Element and region listings:

• • •

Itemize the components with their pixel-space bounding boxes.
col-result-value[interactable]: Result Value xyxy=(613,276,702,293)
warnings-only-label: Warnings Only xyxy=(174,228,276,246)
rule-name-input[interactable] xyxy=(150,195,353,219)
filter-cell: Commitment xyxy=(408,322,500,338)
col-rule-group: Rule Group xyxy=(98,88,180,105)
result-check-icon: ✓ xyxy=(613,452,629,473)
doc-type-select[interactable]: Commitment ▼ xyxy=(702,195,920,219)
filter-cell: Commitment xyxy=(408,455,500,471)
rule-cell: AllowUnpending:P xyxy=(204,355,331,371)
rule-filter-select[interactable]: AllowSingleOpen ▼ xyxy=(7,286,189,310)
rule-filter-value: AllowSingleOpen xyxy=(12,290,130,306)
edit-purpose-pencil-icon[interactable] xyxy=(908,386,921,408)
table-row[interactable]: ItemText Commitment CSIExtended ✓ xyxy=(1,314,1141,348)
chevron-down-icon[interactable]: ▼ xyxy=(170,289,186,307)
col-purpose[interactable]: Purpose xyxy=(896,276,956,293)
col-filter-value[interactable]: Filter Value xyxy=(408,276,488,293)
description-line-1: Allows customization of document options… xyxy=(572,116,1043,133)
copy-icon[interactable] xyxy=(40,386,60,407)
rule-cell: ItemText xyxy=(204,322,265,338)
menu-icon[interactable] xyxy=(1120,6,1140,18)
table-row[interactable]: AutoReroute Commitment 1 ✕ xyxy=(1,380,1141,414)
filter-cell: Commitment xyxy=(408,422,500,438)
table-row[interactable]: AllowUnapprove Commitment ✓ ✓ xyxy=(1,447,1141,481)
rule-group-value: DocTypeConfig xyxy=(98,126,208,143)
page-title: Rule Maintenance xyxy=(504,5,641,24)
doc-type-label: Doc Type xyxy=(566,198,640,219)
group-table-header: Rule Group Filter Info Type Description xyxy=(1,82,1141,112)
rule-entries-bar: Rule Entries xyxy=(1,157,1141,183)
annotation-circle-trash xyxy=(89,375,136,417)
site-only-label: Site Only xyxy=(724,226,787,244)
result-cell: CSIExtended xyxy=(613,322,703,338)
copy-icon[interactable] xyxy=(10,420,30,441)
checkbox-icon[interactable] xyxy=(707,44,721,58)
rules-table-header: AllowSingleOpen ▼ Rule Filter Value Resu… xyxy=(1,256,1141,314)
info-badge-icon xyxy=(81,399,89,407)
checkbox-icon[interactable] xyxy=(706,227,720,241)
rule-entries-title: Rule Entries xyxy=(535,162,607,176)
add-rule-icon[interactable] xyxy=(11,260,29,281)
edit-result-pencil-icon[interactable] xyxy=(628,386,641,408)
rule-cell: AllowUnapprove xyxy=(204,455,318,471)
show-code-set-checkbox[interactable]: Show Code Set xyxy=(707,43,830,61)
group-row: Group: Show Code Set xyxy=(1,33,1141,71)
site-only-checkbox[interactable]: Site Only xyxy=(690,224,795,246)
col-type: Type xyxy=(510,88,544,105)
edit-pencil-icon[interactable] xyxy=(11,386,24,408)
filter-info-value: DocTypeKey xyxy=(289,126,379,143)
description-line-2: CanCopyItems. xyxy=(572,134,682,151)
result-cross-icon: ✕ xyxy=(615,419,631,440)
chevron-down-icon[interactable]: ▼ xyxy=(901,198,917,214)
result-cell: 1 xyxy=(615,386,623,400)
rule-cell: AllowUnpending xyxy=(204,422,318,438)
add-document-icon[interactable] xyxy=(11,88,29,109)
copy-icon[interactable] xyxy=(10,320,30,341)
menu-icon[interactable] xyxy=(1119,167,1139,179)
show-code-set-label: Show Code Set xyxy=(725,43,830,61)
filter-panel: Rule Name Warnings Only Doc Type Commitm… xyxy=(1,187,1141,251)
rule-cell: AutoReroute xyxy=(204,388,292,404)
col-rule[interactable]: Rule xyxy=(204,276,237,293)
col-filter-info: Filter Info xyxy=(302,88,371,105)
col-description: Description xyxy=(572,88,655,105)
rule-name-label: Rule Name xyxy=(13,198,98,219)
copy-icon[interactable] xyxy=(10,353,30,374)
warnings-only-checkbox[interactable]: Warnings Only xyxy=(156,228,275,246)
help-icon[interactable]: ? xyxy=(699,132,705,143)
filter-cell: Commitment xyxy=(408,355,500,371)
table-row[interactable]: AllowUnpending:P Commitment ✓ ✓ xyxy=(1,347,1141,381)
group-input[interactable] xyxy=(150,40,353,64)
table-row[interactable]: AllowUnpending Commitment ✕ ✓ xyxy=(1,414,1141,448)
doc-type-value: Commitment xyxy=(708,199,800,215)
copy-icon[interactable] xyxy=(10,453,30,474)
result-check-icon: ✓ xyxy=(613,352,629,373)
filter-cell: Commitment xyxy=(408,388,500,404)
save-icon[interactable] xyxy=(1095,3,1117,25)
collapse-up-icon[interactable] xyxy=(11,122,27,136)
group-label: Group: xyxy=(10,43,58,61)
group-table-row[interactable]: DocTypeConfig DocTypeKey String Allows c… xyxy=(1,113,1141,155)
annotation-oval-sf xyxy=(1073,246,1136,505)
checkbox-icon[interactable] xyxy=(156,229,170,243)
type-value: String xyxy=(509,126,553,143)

• • •

PROBLEM STATEMENT — Recast the lines of these records as a JSON list of strings, with one string for each line and blank lines left out.

WRITTEN RESPONSE —
[
  "Itemize the components with their pixel-space bounding boxes.",
  "col-result-value[interactable]: Result Value xyxy=(613,276,702,293)",
  "warnings-only-label: Warnings Only xyxy=(174,228,276,246)",
  "rule-name-input[interactable] xyxy=(150,195,353,219)",
  "filter-cell: Commitment xyxy=(408,322,500,338)",
  "col-rule-group: Rule Group xyxy=(98,88,180,105)",
  "result-check-icon: ✓ xyxy=(613,452,629,473)",
  "doc-type-select[interactable]: Commitment ▼ xyxy=(702,195,920,219)",
  "filter-cell: Commitment xyxy=(408,455,500,471)",
  "rule-cell: AllowUnpending:P xyxy=(204,355,331,371)",
  "rule-filter-select[interactable]: AllowSingleOpen ▼ xyxy=(7,286,189,310)",
  "rule-filter-value: AllowSingleOpen xyxy=(12,290,130,306)",
  "edit-purpose-pencil-icon[interactable] xyxy=(908,386,921,408)",
  "table-row[interactable]: ItemText Commitment CSIExtended ✓ xyxy=(1,314,1141,348)",
  "chevron-down-icon[interactable]: ▼ xyxy=(170,289,186,307)",
  "col-purpose[interactable]: Purpose xyxy=(896,276,956,293)",
  "col-filter-value[interactable]: Filter Value xyxy=(408,276,488,293)",
  "description-line-1: Allows customization of document options… xyxy=(572,116,1043,133)",
  "copy-icon[interactable] xyxy=(40,386,60,407)",
  "rule-cell: ItemText xyxy=(204,322,265,338)",
  "menu-icon[interactable] xyxy=(1120,6,1140,18)",
  "table-row[interactable]: AutoReroute Commitment 1 ✕ xyxy=(1,380,1141,414)",
  "filter-cell: Commitment xyxy=(408,422,500,438)",
  "table-row[interactable]: AllowUnapprove Commitment ✓ ✓ xyxy=(1,447,1141,481)",
  "rule-group-value: DocTypeConfig xyxy=(98,126,208,143)",
  "page-title: Rule Maintenance xyxy=(504,5,641,24)",
  "doc-type-label: Doc Type xyxy=(566,198,640,219)",
  "group-table-header: Rule Group Filter Info Type Description xyxy=(1,82,1141,112)",
  "rule-entries-bar: Rule Entries xyxy=(1,157,1141,183)",
  "annotation-circle-trash xyxy=(89,375,136,417)",
  "site-only-label: Site Only xyxy=(724,226,787,244)",
  "result-cell: CSIExtended xyxy=(613,322,703,338)",
  "copy-icon[interactable] xyxy=(10,420,30,441)",
  "checkbox-icon[interactable] xyxy=(707,44,721,58)",
  "rules-table-header: AllowSingleOpen ▼ Rule Filter Value Resu… xyxy=(1,256,1141,314)",
  "info-badge-icon xyxy=(81,399,89,407)",
  "checkbox-icon[interactable] xyxy=(706,227,720,241)",
  "rule-entries-title: Rule Entries xyxy=(535,162,607,176)",
  "add-rule-icon[interactable] xyxy=(11,260,29,281)",
  "edit-result-pencil-icon[interactable] xyxy=(628,386,641,408)",
  "rule-cell: AllowUnapprove xyxy=(204,455,318,471)",
  "show-code-set-checkbox[interactable]: Show Code Set xyxy=(707,43,830,61)",
  "group-row: Group: Show Code Set xyxy=(1,33,1141,71)",
  "site-only-checkbox[interactable]: Site Only xyxy=(690,224,795,246)",
  "col-type: Type xyxy=(510,88,544,105)",
  "edit-pencil-icon[interactable] xyxy=(11,386,24,408)",
  "filter-info-value: DocTypeKey xyxy=(289,126,379,143)",
  "description-line-2: CanCopyItems. xyxy=(572,134,682,151)",
  "result-cross-icon: ✕ xyxy=(615,419,631,440)",
  "chevron-down-icon[interactable]: ▼ xyxy=(901,198,917,214)",
  "result-cell: 1 xyxy=(615,386,623,400)",
  "rule-cell: AllowUnpending xyxy=(204,422,318,438)",
  "add-document-icon[interactable] xyxy=(11,88,29,109)",
  "copy-icon[interactable] xyxy=(10,320,30,341)",
  "menu-icon[interactable] xyxy=(1119,167,1139,179)",
  "show-code-set-label: Show Code Set xyxy=(725,43,830,61)",
  "filter-panel: Rule Name Warnings Only Doc Type Commitm… xyxy=(1,187,1141,251)",
  "rule-cell: AutoReroute xyxy=(204,388,292,404)",
  "col-rule[interactable]: Rule xyxy=(204,276,237,293)",
  "col-filter-info: Filter Info xyxy=(302,88,371,105)",
  "col-description: Description xyxy=(572,88,655,105)",
  "rule-name-label: Rule Name xyxy=(13,198,98,219)",
  "copy-icon[interactable] xyxy=(10,353,30,374)",
  "warnings-only-checkbox[interactable]: Warnings Only xyxy=(156,228,275,246)",
  "help-icon[interactable]: ? xyxy=(699,132,705,143)",
  "filter-cell: Commitment xyxy=(408,355,500,371)",
  "table-row[interactable]: AllowUnpending:P Commitment ✓ ✓ xyxy=(1,347,1141,381)",
  "group-input[interactable] xyxy=(150,40,353,64)",
  "table-row[interactable]: AllowUnpending Commitment ✕ ✓ xyxy=(1,414,1141,448)",
  "doc-type-value: Commitment xyxy=(708,199,800,215)",
  "copy-icon[interactable] xyxy=(10,453,30,474)",
  "result-check-icon: ✓ xyxy=(613,352,629,373)",
  "filter-cell: Commitment xyxy=(408,388,500,404)",
  "save-icon[interactable] xyxy=(1095,3,1117,25)",
  "collapse-up-icon[interactable] xyxy=(11,122,27,136)",
  "group-label: Group: xyxy=(10,43,58,61)",
  "group-table-row[interactable]: DocTypeConfig DocTypeKey String Allows c… xyxy=(1,113,1141,155)",
  "annotation-oval-sf xyxy=(1073,246,1136,505)",
  "checkbox-icon[interactable] xyxy=(156,229,170,243)",
  "type-value: String xyxy=(509,126,553,143)"
]